Among the entries below, find the lines with "from" and copy them.

[begin Entries supplied]

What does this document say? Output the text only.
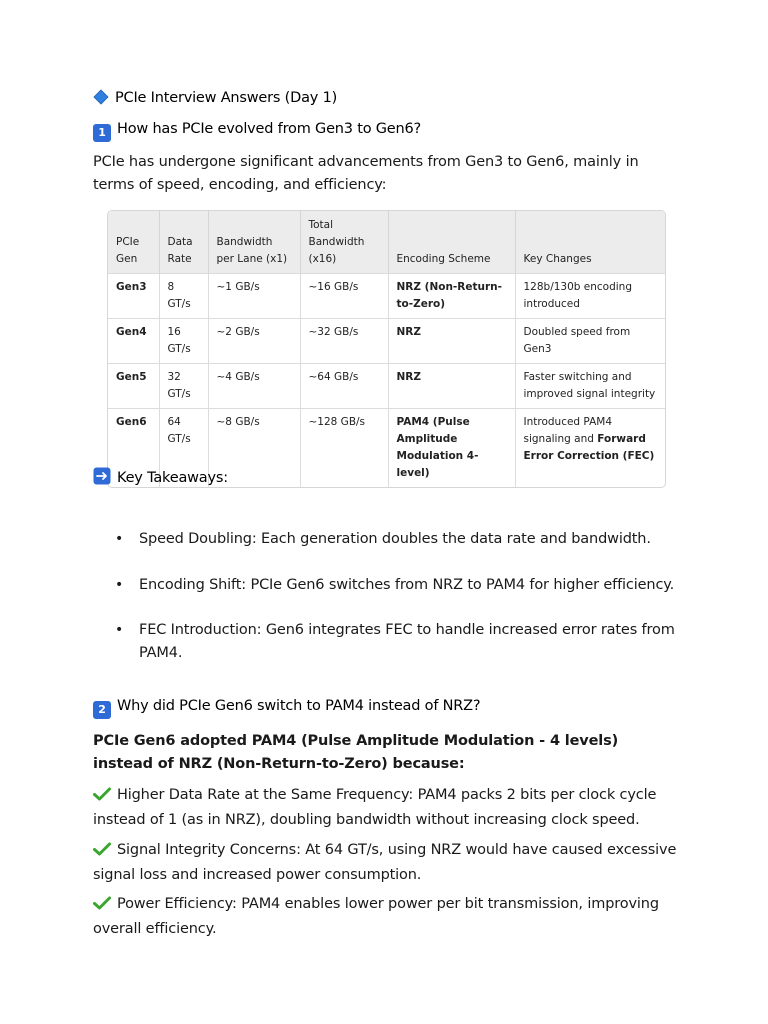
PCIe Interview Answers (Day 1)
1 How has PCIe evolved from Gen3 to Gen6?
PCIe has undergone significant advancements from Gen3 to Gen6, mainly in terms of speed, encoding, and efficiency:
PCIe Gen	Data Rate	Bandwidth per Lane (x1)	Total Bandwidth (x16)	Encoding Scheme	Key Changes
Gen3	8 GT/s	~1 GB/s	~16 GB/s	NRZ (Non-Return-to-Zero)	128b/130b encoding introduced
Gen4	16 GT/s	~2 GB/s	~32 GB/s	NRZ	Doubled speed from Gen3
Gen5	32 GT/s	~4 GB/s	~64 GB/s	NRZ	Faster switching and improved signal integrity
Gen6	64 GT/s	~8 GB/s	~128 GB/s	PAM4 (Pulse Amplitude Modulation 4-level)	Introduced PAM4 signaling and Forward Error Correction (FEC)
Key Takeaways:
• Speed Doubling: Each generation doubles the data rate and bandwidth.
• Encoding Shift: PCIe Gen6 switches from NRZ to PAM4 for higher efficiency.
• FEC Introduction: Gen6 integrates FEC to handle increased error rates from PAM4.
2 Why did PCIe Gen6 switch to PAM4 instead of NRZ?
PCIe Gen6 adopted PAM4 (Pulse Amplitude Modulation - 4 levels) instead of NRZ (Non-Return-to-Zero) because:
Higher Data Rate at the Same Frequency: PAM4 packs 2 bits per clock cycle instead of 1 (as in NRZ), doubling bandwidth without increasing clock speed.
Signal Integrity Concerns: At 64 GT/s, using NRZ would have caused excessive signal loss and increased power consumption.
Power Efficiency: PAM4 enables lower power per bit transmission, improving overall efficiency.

[end Entries supplied]

» Expected output:
1 How has PCIe evolved from Gen3 to Gen6?
PCIe has undergone significant advancements from Gen3 to Gen6, mainly in terms of speed, encoding, and efficiency:
Gen4	16 GT/s	~2 GB/s	~32 GB/s	NRZ	Doubled speed from Gen3
• Encoding Shift: PCIe Gen6 switches from NRZ to PAM4 for higher efficiency.
• FEC Introduction: Gen6 integrates FEC to handle increased error rates from PAM4.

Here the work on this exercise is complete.